====== RECORDS ======

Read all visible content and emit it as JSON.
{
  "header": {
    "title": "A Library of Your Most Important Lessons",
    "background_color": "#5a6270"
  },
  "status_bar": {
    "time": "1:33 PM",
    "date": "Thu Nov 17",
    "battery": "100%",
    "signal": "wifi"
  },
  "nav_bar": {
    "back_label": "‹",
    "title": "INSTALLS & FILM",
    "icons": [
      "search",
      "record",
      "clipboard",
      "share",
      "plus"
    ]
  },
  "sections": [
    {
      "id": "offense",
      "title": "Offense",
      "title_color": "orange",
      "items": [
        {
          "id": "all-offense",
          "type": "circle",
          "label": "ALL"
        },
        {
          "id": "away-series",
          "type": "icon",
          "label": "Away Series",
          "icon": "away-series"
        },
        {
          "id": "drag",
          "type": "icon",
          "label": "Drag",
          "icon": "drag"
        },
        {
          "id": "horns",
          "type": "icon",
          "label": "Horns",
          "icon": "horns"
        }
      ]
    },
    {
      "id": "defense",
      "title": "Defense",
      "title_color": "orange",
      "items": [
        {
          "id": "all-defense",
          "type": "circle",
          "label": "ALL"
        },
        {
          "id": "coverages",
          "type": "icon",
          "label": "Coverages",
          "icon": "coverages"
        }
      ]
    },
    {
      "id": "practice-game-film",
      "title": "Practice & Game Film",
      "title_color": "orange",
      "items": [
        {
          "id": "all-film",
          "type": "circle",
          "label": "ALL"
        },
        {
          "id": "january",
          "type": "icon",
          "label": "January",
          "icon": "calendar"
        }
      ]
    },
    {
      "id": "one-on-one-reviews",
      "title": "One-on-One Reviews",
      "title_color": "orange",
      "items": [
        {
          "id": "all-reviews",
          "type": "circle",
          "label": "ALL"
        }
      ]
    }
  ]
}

======

▶ **EXERCISE BRIEF**: Every record shown above must be echoed exactly.

▶ **RESULT OF THE EXERCISE**:
Read all visible content and emit it as JSON.
{
  "header": {
    "title": "A Library of Your Most Important Lessons",
    "background_color": "#5a6270"
  },
  "status_bar": {
    "time": "1:33 PM",
    "date": "Thu Nov 17",
    "battery": "100%",
    "signal": "wifi"
  },
  "nav_bar": {
    "back_label": "‹",
    "title": "INSTALLS & FILM",
    "icons": [
      "search",
      "record",
      "clipboard",
      "share",
      "plus"
    ]
  },
  "sections": [
    {
      "id": "offense",
      "title": "Offense",
      "title_color": "orange",
      "items": [
        {
          "id": "all-offense",
          "type": "circle",
          "label": "ALL"
        },
        {
          "id": "away-series",
          "type": "icon",
          "label": "Away Series",
          "icon": "away-series"
        },
        {
          "id": "drag",
          "type": "icon",
          "label": "Drag",
          "icon": "drag"
        },
        {
          "id": "horns",
          "type": "icon",
          "label": "Horns",
          "icon": "horns"
        }
      ]
    },
    {
      "id": "defense",
      "title": "Defense",
      "title_color": "orange",
      "items": [
        {
          "id": "all-defense",
          "type": "circle",
          "label": "ALL"
        },
        {
          "id": "coverages",
          "type": "icon",
          "label": "Coverages",
          "icon": "coverages"
        }
      ]
    },
    {
      "id": "practice-game-film",
      "title": "Practice & Game Film",
      "title_color": "orange",
      "items": [
        {
          "id": "all-film",
          "type": "circle",
          "label": "ALL"
        },
        {
          "id": "january",
          "type": "icon",
          "label": "January",
          "icon": "calendar"
        }
      ]
    },
    {
      "id": "one-on-one-reviews",
      "title": "One-on-One Reviews",
      "title_color": "orange",
      "items": [
        {
          "id": "all-reviews",
          "type": "circle",
          "label": "ALL"
        }
      ]
    }
  ]
}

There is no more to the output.